* DATA SHOWN:

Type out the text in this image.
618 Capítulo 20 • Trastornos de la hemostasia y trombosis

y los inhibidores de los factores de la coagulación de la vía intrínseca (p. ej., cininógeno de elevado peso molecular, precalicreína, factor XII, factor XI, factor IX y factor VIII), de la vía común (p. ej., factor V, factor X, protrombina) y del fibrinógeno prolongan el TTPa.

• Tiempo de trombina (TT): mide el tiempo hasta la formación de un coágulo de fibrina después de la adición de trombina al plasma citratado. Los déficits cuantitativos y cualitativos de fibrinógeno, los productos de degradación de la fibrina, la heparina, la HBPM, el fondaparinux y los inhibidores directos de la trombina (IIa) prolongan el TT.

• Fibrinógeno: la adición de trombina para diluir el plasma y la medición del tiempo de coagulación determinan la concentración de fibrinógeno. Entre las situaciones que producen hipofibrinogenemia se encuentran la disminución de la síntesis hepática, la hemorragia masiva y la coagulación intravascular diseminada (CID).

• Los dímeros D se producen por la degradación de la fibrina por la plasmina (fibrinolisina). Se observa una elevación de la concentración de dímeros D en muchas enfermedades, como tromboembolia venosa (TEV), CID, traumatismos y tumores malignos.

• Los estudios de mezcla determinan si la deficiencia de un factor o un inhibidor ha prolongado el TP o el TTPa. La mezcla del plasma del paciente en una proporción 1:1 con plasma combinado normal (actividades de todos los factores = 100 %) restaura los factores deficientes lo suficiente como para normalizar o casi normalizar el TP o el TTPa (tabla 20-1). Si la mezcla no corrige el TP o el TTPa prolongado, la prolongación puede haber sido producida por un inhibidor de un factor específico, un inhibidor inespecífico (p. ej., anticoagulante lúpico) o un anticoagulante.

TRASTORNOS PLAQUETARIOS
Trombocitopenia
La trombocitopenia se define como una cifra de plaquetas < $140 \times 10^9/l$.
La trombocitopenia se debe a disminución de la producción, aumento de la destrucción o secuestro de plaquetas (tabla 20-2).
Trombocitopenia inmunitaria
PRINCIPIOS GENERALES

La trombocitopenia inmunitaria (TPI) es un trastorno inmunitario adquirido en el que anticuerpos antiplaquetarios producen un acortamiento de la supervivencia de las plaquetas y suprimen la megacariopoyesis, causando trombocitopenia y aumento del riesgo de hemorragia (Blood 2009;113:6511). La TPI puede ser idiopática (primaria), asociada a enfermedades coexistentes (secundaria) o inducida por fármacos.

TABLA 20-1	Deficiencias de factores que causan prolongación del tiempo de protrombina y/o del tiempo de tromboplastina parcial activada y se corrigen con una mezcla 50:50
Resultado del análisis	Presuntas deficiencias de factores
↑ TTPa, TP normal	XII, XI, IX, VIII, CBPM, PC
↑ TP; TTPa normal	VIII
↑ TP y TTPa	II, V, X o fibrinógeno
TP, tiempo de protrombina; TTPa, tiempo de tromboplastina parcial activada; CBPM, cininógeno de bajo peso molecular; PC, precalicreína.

* * *

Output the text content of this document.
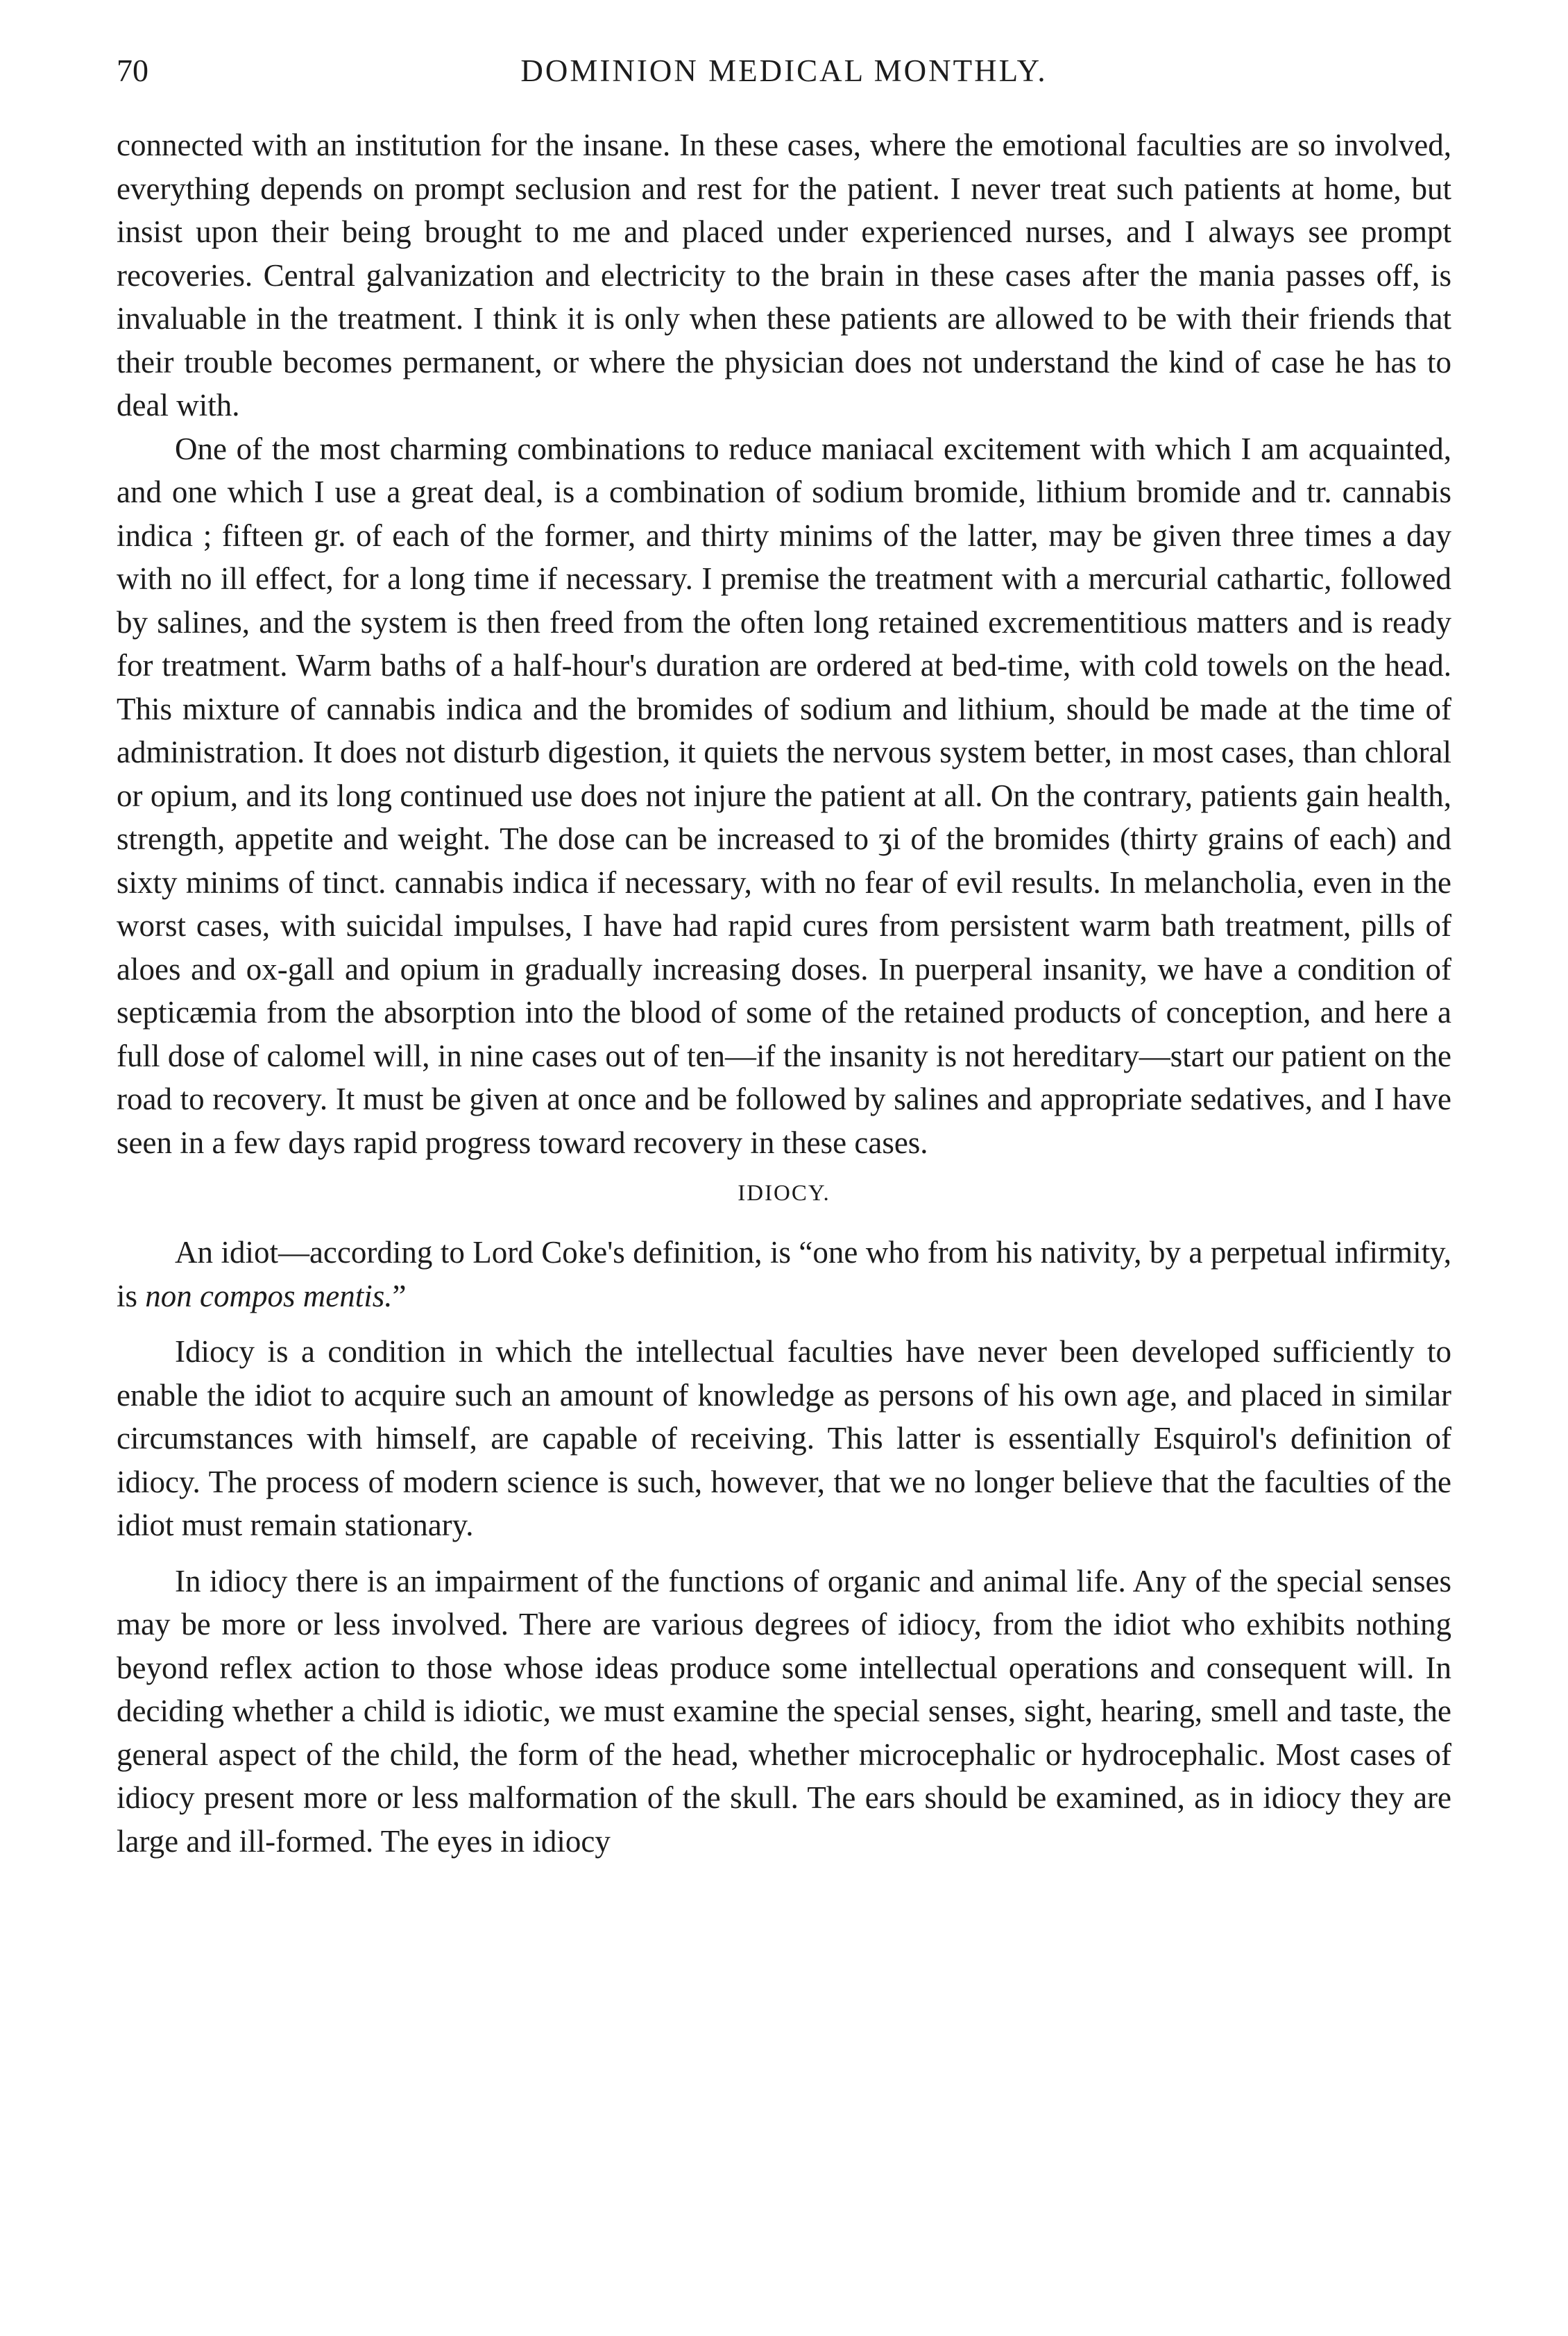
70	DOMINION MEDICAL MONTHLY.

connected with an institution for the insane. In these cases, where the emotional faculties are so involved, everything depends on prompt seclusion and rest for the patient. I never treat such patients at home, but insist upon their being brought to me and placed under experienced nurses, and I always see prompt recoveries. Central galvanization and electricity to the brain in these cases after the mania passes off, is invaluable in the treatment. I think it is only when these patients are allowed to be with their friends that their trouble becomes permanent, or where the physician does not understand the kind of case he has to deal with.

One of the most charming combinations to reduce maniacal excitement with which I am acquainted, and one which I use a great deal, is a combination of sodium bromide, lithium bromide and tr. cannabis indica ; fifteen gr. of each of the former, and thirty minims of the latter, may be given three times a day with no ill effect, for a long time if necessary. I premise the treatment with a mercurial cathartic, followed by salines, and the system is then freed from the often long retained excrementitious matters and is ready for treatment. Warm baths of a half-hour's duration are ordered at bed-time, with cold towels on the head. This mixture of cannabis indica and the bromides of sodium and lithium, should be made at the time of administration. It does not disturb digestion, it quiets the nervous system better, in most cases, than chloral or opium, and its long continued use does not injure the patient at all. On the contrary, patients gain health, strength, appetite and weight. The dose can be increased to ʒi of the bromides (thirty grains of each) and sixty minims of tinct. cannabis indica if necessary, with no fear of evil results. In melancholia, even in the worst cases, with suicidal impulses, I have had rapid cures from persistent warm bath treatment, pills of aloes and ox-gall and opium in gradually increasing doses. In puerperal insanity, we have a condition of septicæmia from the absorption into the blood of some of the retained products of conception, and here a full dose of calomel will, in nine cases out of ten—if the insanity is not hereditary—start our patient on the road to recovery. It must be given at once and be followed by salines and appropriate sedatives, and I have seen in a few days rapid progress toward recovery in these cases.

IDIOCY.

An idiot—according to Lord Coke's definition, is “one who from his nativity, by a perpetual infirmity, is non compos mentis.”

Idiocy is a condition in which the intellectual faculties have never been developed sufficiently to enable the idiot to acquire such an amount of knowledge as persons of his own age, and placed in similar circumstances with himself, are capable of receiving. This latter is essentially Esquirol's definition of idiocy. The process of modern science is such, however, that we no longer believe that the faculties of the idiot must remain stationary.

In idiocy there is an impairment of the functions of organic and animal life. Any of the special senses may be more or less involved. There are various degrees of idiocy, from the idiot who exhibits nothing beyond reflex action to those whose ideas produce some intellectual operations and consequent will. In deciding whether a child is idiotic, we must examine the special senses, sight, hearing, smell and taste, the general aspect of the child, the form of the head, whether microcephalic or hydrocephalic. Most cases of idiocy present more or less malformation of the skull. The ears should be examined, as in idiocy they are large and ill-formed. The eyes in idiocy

* ACTIVITY: Copy the lines from the entries above in which the word "CBPM" appears.

* SOLUTION TO THIS TASK:
↑ TTPa, TP normal	XII, XI, IX, VIII, CBPM, PC
TP, tiempo de protrombina; TTPa, tiempo de tromboplastina parcial activada; CBPM, cininógeno de bajo peso molecular; PC, precalicreína.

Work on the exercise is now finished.